**Data for processing**

* * * * * * *

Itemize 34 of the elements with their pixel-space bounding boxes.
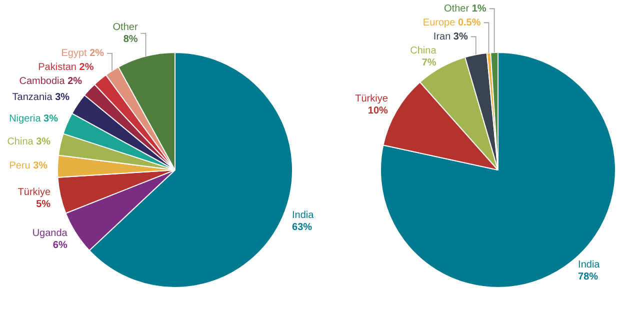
- slice-label: China: [7, 136, 36, 148]
- slice-label: Egypt: [61, 48, 90, 60]
- slice-label: Nigeria: [9, 113, 44, 124]
- slice-label: India: [292, 210, 314, 222]
- data-label: 3%: [453, 31, 468, 42]
- data-label: 78%: [578, 272, 598, 283]
- slice-label: Other: [112, 22, 138, 34]
- slice-label: Tanzania: [12, 92, 56, 103]
- data-label: 2%: [68, 76, 82, 88]
- data-label: 0.5%: [458, 17, 481, 28]
- slice-label: Cambodia: [19, 76, 68, 88]
- data-label: 3%: [33, 160, 48, 172]
- data-label: 2%: [79, 62, 94, 74]
- slice-label: Other: [444, 3, 472, 14]
- data-label: 1%: [472, 3, 486, 14]
- data-label: 7%: [422, 57, 436, 68]
- slice-label: Europe: [422, 17, 458, 28]
- data-label: 6%: [52, 240, 68, 252]
- slice-label: Uganda: [32, 228, 68, 240]
- data-label: 8%: [123, 34, 138, 46]
- data-label: 10%: [368, 105, 388, 116]
- data-label: 63%: [292, 222, 312, 234]
- data-label: 3%: [55, 92, 70, 103]
- slice-label: Türkiye: [18, 187, 51, 198]
- slice-label: China: [410, 45, 437, 56]
- slice-label: India: [578, 260, 600, 271]
- slice-label: Pakistan: [38, 62, 80, 74]
- data-label: 3%: [44, 113, 58, 124]
- data-label: 5%: [36, 199, 51, 210]
- data-label: 2%: [90, 48, 104, 60]
- slice-label: Peru: [9, 160, 34, 172]
- slice-label: Iran: [433, 31, 454, 42]
- slice-label: Türkiye: [355, 93, 388, 104]
- data-label: 3%: [36, 136, 51, 148]
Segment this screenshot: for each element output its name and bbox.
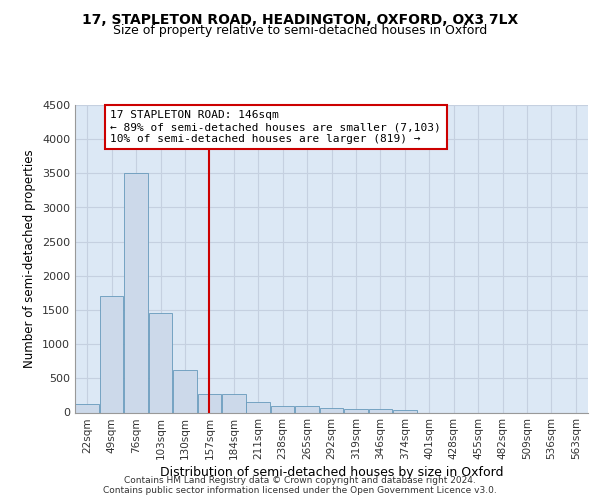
Text: Size of property relative to semi-detached houses in Oxford: Size of property relative to semi-detach…: [113, 24, 487, 37]
Bar: [222, 394, 245, 412]
Bar: [368, 409, 392, 412]
Bar: [344, 409, 368, 412]
Text: Contains HM Land Registry data © Crown copyright and database right 2024.
Contai: Contains HM Land Registry data © Crown c…: [103, 476, 497, 495]
Bar: [100, 296, 124, 412]
Bar: [271, 406, 295, 412]
X-axis label: Distribution of semi-detached houses by size in Oxford: Distribution of semi-detached houses by …: [160, 466, 503, 479]
Bar: [247, 402, 270, 412]
Bar: [124, 174, 148, 412]
Bar: [320, 408, 343, 412]
Bar: [197, 394, 221, 412]
Bar: [173, 370, 197, 412]
Bar: [295, 406, 319, 412]
Bar: [393, 410, 416, 412]
Text: 17, STAPLETON ROAD, HEADINGTON, OXFORD, OX3 7LX: 17, STAPLETON ROAD, HEADINGTON, OXFORD, …: [82, 12, 518, 26]
Y-axis label: Number of semi-detached properties: Number of semi-detached properties: [23, 150, 37, 368]
Bar: [76, 404, 99, 412]
Text: 17 STAPLETON ROAD: 146sqm
← 89% of semi-detached houses are smaller (7,103)
10% : 17 STAPLETON ROAD: 146sqm ← 89% of semi-…: [110, 110, 441, 144]
Bar: [149, 314, 172, 412]
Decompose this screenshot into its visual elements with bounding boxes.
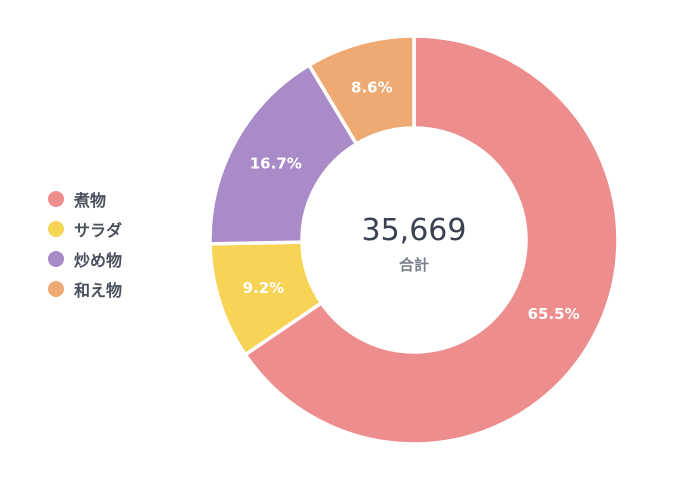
legend-item-aemono: 和え物 [48, 278, 122, 300]
total-label: 合計 [398, 256, 429, 274]
legend-item-salad: サラダ [48, 218, 122, 240]
slice-salad-label: 9.2% [243, 279, 285, 297]
legend-label: 和え物 [74, 281, 123, 300]
legend-label: 煮物 [74, 191, 107, 210]
slice-aemono [307, 34, 416, 146]
slice-nimono [243, 34, 620, 446]
legend: 煮物 サラダ 炒め物 和え物 [48, 188, 122, 300]
slice-nimono-label: 65.5% [528, 305, 580, 323]
slice-aemono-label: 8.6% [351, 79, 393, 97]
slice-labels-group: 65.5% 9.2% 16.7% 8.6% [243, 79, 580, 323]
legend-item-itamemono: 炒め物 [48, 248, 122, 270]
slice-itamemono-label: 16.7% [250, 154, 302, 172]
legend-label: サラダ [74, 221, 123, 240]
slices-group [208, 34, 620, 446]
legend-dot-salad [48, 221, 64, 237]
legend-dot-itamemono [48, 251, 64, 267]
legend-label: 炒め物 [74, 251, 123, 270]
legend-item-nimono: 煮物 [48, 188, 122, 210]
legend-dot-nimono [48, 191, 64, 207]
total-value: 35,669 [362, 213, 467, 248]
legend-dot-aemono [48, 281, 64, 297]
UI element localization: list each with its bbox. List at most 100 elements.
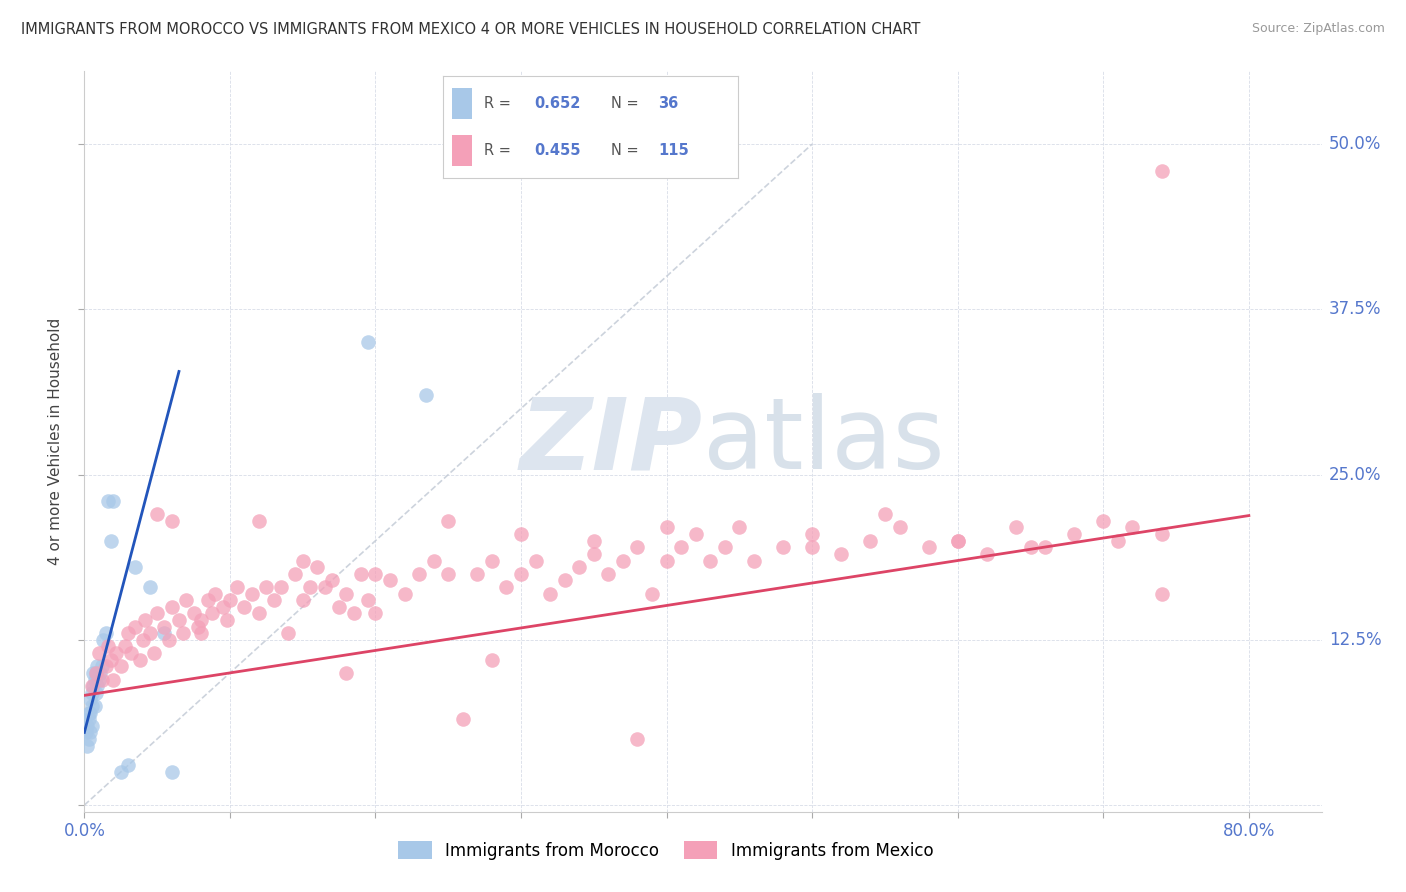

* * * * * * *

**Given exercise**
Copy out the lines between the line holding "Text: Size of" and the line holding "Y-axis label: Number", inclusive, with each line reproduced verbatim.

**Solution to the exercise**
Text: Size of property relative to semi-detached houses in Oxford: Size of property relative to semi-detach…: [113, 24, 487, 37]
Bar: [222, 394, 245, 412]
Bar: [368, 409, 392, 412]
Bar: [344, 409, 368, 412]
Text: Contains HM Land Registry data © Crown copyright and database right 2024.
Contai: Contains HM Land Registry data © Crown c…: [103, 476, 497, 495]
Bar: [100, 296, 124, 412]
Bar: [271, 406, 295, 412]
X-axis label: Distribution of semi-detached houses by size in Oxford: Distribution of semi-detached houses by …: [160, 466, 503, 479]
Bar: [247, 402, 270, 412]
Bar: [124, 174, 148, 412]
Bar: [320, 408, 343, 412]
Bar: [197, 394, 221, 412]
Bar: [173, 370, 197, 412]
Bar: [295, 406, 319, 412]
Bar: [393, 410, 416, 412]
Text: 17, STAPLETON ROAD, HEADINGTON, OXFORD, OX3 7LX: 17, STAPLETON ROAD, HEADINGTON, OXFORD, …: [82, 12, 518, 26]
Y-axis label: Number of semi-detached properties: Number of semi-detached properties: [23, 150, 37, 368]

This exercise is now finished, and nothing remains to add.